About this exercise: Look through the records that follow and state how many lines hold the word "Collagen", without adding anything.

Dataset content:
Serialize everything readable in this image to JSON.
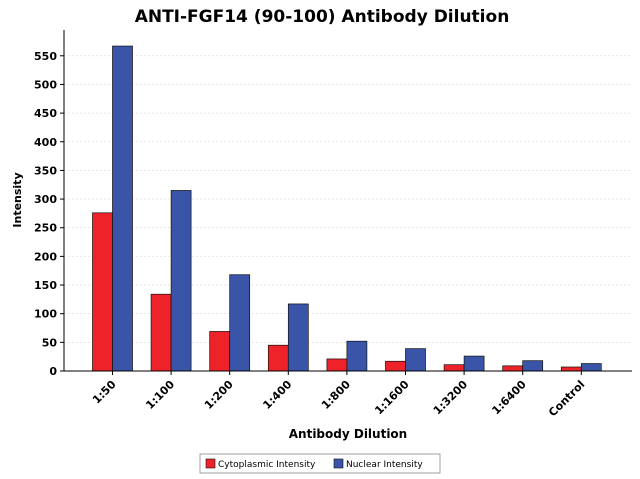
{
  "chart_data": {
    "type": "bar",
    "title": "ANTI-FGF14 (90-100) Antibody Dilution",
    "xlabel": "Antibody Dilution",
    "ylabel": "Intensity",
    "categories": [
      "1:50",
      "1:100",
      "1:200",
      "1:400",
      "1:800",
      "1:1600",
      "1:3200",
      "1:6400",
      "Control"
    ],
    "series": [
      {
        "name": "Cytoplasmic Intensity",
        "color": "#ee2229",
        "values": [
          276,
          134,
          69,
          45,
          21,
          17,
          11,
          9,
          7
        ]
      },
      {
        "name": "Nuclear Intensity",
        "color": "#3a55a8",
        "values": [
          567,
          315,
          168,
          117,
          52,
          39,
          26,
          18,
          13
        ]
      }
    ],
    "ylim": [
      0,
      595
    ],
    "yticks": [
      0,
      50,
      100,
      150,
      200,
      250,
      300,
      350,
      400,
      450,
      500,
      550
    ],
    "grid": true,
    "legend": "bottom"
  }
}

==

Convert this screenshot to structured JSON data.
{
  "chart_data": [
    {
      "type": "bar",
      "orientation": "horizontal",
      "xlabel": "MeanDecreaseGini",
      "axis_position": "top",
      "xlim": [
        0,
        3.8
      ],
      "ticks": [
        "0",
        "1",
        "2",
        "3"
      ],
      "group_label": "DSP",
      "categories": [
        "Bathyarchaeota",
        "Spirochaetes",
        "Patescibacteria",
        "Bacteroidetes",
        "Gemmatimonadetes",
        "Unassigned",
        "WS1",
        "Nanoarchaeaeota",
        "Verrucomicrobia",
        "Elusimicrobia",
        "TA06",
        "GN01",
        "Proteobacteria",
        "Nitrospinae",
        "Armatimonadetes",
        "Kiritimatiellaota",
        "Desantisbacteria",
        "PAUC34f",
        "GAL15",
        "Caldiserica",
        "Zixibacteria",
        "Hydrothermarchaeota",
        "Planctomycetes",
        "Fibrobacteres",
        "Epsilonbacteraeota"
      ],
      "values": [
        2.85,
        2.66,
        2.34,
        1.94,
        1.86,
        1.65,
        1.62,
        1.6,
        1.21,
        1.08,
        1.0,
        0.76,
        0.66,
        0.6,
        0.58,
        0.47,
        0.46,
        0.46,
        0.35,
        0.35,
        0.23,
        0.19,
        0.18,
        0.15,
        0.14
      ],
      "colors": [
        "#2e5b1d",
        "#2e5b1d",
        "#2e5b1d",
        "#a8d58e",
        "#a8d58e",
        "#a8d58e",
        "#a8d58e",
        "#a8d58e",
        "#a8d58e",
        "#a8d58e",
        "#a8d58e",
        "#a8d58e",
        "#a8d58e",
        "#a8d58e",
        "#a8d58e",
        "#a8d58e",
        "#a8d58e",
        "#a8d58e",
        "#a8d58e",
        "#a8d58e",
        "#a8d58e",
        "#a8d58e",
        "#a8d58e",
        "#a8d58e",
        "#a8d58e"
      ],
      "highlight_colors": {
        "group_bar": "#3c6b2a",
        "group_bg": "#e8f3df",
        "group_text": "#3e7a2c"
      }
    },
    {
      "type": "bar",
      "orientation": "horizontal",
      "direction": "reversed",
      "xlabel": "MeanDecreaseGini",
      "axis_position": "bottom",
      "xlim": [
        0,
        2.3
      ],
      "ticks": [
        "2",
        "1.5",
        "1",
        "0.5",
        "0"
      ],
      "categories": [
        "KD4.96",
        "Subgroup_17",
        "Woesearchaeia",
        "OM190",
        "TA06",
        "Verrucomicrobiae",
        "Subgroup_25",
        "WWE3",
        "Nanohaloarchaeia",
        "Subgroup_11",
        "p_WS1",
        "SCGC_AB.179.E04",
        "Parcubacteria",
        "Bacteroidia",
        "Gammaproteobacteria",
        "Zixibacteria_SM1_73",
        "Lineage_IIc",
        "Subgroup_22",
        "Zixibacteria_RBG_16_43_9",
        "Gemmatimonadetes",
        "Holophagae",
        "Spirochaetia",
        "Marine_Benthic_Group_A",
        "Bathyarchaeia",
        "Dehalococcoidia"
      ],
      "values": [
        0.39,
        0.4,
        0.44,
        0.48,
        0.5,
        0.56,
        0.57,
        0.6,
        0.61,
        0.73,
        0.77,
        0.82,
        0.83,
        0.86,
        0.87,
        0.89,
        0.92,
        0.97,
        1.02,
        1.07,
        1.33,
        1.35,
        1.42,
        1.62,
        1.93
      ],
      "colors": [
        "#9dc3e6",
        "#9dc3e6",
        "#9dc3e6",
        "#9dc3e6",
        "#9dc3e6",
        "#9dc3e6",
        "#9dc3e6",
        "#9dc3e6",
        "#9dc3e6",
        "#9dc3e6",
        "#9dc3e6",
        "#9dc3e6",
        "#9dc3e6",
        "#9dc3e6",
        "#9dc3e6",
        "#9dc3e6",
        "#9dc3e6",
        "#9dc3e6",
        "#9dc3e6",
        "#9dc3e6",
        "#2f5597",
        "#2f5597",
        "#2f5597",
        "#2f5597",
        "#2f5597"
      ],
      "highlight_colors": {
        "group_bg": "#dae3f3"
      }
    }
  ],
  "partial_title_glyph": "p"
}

---

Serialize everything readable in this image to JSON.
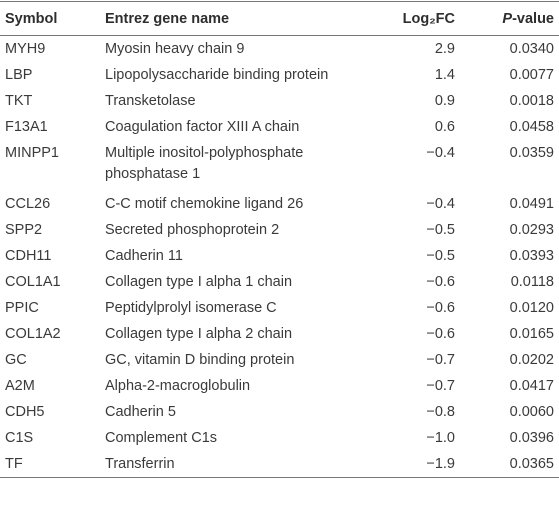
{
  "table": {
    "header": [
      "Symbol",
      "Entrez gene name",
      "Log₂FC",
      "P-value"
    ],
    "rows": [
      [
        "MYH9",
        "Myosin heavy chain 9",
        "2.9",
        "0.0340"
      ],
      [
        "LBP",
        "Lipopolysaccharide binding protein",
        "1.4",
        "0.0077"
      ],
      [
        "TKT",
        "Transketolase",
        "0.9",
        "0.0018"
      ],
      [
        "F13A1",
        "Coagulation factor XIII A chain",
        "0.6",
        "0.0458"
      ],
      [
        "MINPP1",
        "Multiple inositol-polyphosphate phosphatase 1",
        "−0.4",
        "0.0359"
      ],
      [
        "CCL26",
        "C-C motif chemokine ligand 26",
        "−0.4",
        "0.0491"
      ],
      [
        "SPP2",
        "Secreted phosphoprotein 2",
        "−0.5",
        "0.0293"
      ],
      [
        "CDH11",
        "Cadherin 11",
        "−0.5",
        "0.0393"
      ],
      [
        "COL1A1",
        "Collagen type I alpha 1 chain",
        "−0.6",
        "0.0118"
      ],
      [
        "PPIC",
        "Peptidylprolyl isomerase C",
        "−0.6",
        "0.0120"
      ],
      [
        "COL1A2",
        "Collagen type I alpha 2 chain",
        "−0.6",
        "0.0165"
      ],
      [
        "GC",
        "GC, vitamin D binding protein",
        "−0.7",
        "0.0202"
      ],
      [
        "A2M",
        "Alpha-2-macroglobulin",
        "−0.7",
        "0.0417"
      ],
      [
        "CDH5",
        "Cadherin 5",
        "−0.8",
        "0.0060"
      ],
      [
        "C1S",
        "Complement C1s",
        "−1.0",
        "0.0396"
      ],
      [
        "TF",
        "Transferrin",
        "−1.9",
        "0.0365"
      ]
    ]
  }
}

Your solution: 2